SET PROBLEM: Using the records provided below, locate and copy each line that contains the word "علامة".

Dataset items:
::::::::
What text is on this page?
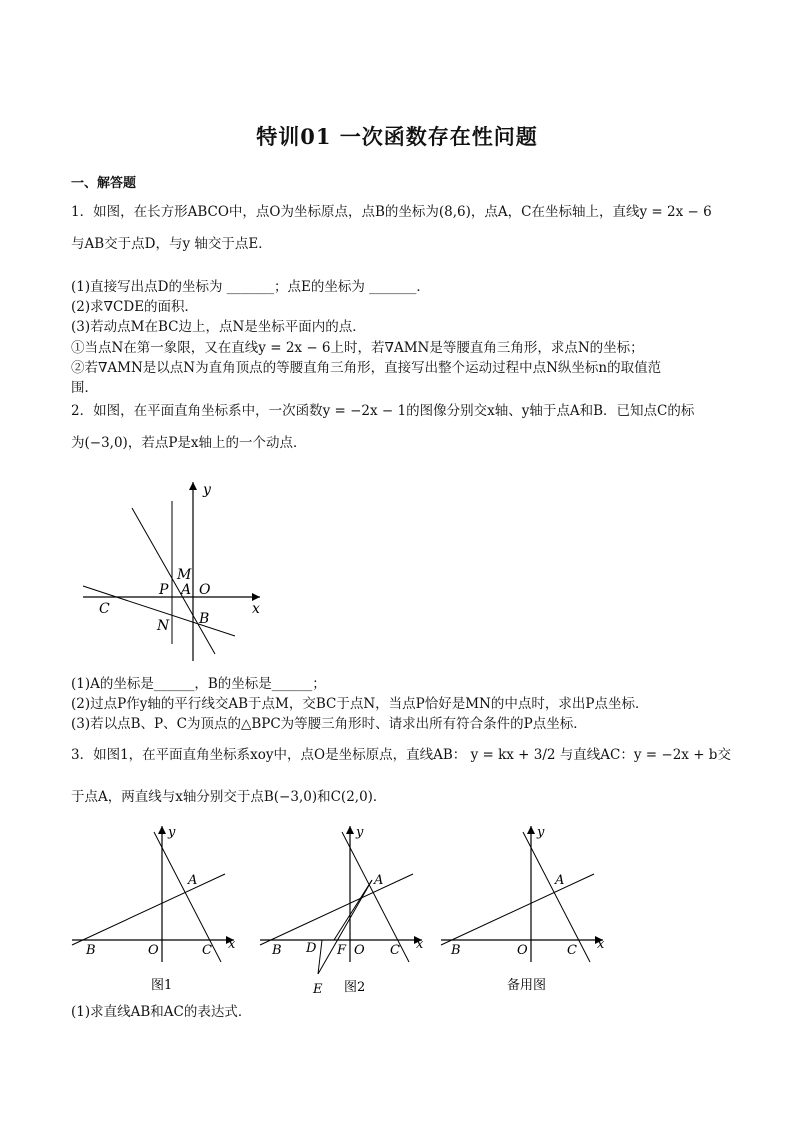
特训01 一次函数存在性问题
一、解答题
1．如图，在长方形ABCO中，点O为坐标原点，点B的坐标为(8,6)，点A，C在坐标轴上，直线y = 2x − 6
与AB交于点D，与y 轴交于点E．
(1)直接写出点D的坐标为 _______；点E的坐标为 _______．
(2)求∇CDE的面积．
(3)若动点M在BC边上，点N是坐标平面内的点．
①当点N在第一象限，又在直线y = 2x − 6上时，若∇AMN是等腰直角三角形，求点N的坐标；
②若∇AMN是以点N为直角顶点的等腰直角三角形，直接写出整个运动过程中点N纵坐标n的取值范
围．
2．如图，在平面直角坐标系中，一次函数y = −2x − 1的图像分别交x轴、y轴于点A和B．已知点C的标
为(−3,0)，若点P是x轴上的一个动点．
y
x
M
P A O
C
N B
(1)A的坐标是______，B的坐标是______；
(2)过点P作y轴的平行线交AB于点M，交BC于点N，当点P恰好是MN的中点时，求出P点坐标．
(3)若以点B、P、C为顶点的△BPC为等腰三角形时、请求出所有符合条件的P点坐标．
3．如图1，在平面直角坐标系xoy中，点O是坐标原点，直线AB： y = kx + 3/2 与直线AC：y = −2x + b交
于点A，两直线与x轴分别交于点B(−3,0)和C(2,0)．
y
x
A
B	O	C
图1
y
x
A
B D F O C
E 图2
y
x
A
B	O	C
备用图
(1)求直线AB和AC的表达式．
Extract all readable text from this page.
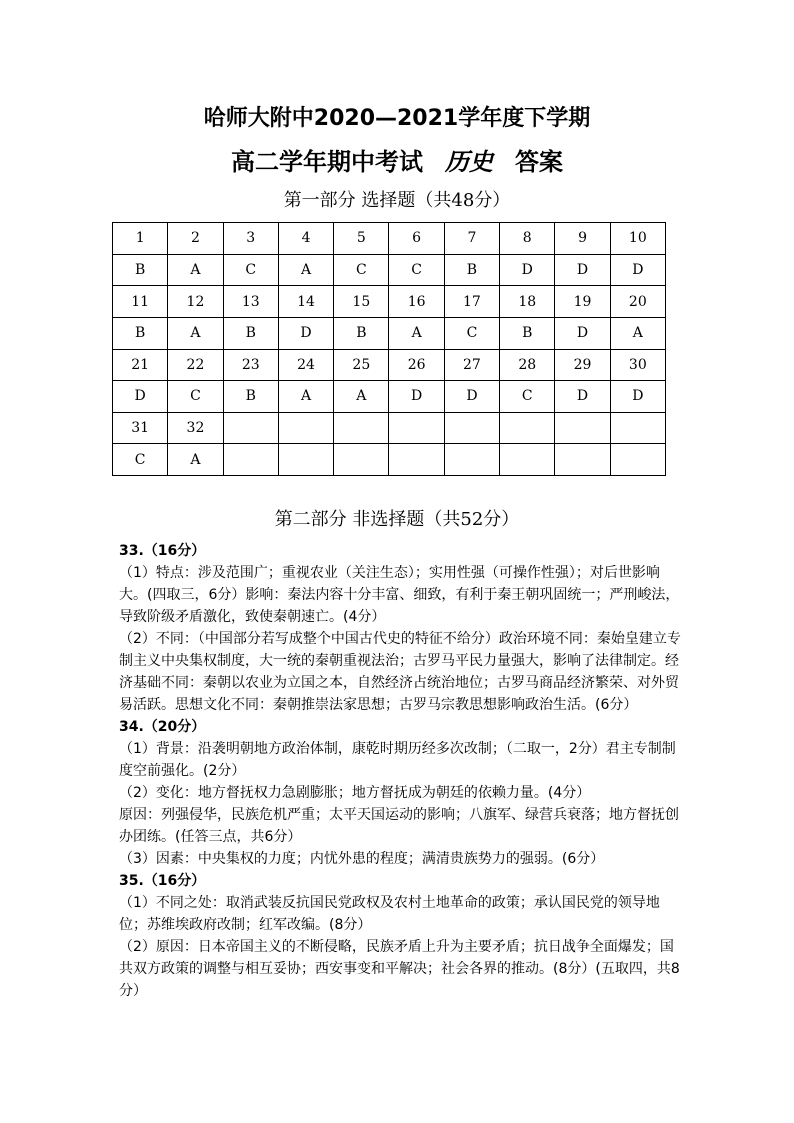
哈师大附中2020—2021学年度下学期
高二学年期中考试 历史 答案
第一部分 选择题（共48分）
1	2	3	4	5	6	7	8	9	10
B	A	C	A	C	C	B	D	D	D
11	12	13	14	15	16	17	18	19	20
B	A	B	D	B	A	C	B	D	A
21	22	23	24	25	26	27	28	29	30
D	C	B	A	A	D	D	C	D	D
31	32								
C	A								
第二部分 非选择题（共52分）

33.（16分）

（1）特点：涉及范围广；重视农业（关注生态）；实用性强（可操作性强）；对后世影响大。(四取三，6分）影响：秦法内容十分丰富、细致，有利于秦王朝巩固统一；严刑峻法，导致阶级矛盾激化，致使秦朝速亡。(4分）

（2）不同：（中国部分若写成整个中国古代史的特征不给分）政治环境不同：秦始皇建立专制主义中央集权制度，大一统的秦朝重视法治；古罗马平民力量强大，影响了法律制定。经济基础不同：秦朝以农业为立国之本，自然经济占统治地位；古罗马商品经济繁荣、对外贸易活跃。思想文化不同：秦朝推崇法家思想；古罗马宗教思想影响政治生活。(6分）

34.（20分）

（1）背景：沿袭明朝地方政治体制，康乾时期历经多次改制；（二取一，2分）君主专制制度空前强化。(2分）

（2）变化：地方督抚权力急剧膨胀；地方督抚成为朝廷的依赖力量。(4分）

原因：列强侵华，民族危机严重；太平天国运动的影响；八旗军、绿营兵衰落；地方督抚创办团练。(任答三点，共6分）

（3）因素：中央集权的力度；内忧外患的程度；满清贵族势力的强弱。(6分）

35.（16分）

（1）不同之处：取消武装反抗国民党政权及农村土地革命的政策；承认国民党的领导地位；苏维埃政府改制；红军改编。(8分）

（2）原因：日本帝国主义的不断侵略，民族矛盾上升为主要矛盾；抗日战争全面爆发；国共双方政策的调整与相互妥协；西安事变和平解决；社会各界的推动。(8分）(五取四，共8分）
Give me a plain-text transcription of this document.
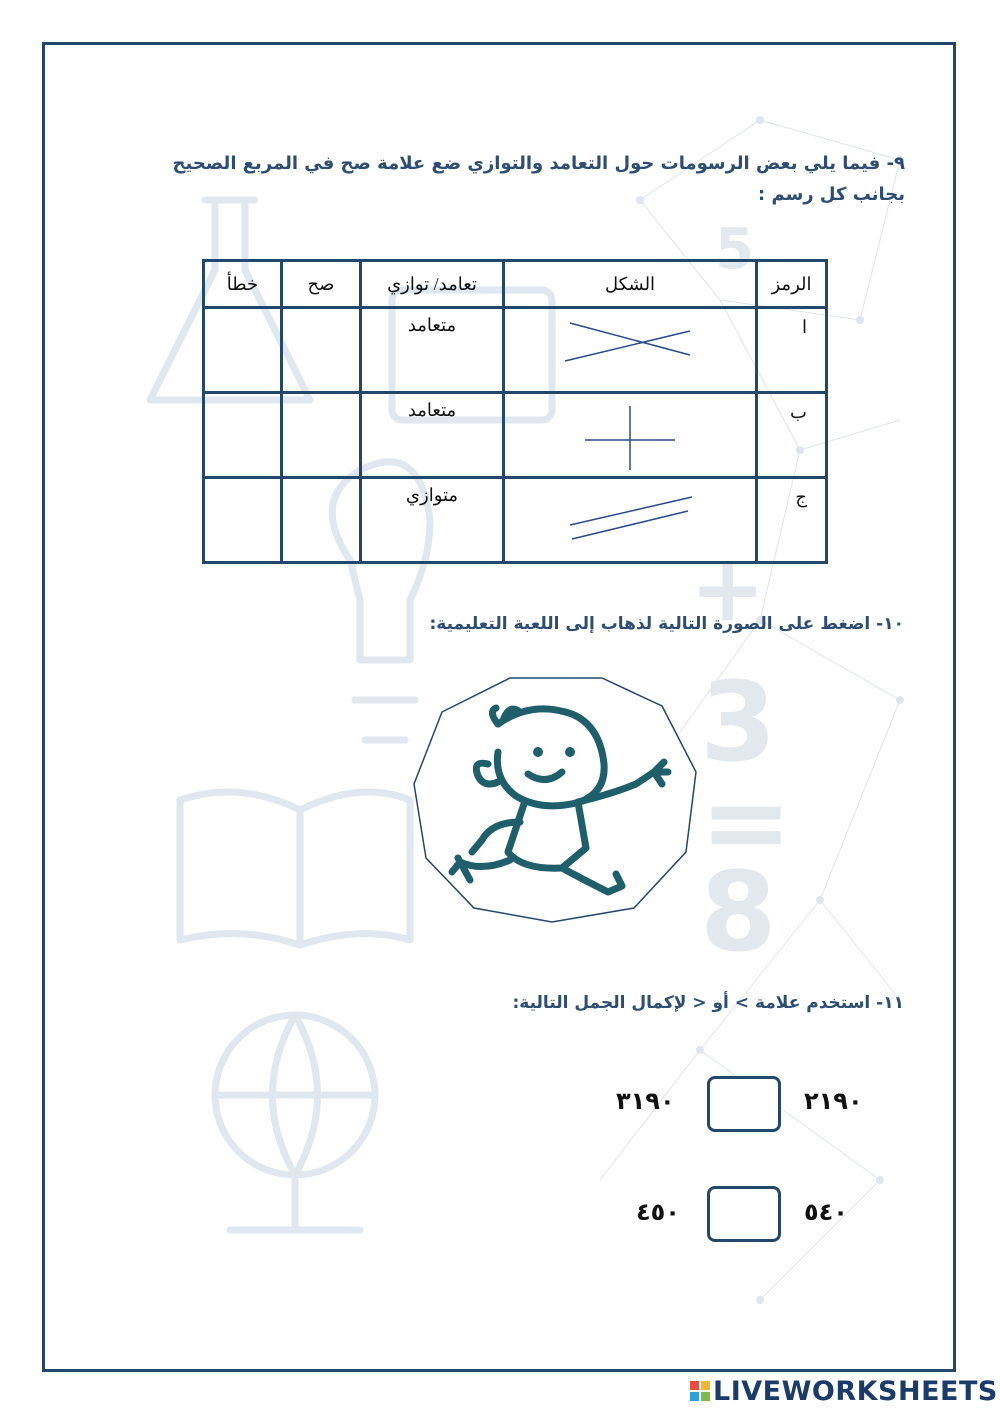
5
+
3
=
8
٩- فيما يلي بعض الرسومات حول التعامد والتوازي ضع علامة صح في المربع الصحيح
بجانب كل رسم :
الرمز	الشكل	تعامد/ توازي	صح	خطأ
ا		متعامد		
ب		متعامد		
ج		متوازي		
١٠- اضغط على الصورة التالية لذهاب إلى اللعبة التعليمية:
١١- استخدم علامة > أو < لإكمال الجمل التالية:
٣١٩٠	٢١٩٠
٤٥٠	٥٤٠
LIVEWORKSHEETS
::::::::
SOLUTION BELOW:
٩- فيما يلي بعض الرسومات حول التعامد والتوازي ضع علامة صح في المربع الصحيح
١١- استخدم علامة > أو < لإكمال الجمل التالية:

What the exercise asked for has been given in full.